Work to do –
Report back each line of the records that contains the string "unemployment".
---+---
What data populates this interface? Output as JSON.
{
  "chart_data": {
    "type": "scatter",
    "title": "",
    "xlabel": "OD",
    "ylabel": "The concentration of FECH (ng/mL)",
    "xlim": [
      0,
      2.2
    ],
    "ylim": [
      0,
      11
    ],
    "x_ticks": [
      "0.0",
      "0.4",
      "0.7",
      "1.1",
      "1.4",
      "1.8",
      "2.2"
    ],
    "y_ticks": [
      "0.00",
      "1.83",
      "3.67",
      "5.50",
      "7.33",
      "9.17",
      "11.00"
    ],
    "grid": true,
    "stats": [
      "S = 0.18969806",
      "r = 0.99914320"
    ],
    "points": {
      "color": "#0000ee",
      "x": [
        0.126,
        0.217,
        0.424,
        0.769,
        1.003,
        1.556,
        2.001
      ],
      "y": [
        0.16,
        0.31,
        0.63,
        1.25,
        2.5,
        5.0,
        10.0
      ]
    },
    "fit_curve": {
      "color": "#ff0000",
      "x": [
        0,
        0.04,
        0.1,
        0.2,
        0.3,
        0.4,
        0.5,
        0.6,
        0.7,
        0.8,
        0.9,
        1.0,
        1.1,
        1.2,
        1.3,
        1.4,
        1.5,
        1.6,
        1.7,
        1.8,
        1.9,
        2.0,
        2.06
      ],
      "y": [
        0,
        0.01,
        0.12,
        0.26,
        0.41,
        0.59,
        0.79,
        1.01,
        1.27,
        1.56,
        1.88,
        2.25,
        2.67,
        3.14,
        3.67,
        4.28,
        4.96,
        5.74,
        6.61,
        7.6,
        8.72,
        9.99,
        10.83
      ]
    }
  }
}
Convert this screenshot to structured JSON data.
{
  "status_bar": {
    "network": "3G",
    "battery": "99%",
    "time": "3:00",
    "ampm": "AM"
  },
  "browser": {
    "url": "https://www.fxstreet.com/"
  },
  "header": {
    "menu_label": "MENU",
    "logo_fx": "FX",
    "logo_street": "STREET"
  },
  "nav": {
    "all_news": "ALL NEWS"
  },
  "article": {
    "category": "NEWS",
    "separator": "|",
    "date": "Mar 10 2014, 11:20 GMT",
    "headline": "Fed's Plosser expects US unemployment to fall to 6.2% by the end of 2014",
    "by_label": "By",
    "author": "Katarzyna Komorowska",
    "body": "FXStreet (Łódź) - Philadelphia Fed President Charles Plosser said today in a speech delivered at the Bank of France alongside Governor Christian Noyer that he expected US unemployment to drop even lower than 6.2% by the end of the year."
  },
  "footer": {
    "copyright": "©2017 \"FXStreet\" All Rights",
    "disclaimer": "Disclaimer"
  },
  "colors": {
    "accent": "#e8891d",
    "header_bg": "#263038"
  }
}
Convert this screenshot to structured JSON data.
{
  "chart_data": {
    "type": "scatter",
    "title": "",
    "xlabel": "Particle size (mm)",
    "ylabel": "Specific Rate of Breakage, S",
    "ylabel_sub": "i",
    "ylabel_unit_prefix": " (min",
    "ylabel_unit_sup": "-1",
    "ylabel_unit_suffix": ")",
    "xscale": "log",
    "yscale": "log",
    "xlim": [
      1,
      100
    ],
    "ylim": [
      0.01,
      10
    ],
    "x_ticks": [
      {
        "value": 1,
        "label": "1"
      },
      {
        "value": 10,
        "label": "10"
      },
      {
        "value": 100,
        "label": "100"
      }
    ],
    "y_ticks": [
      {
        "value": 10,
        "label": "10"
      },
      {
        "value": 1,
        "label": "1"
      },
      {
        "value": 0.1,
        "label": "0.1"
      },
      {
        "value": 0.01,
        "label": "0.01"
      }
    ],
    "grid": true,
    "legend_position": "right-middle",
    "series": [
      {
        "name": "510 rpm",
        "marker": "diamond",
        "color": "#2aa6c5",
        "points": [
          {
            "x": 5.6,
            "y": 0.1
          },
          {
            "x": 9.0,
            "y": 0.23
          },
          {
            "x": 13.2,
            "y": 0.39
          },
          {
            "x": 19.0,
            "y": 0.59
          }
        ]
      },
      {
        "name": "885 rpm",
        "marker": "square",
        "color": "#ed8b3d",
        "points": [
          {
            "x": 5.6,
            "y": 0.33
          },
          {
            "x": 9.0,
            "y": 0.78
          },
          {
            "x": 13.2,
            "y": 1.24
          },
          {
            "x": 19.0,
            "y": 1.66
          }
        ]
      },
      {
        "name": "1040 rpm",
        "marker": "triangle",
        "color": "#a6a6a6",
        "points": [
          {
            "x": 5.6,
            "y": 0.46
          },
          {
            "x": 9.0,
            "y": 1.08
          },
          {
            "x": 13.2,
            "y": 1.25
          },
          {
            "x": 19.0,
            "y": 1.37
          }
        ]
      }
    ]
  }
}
---+---
Answer to the task –
    "headline": "Fed's Plosser expects US unemployment to fall to 6.2% by the end of 2014",
    "body": "FXStreet (Łódź) - Philadelphia Fed President Charles Plosser said today in a speech delivered at the Bank of France alongside Governor Christian Noyer that he expected US unemployment to drop even lower than 6.2% by the end of the year."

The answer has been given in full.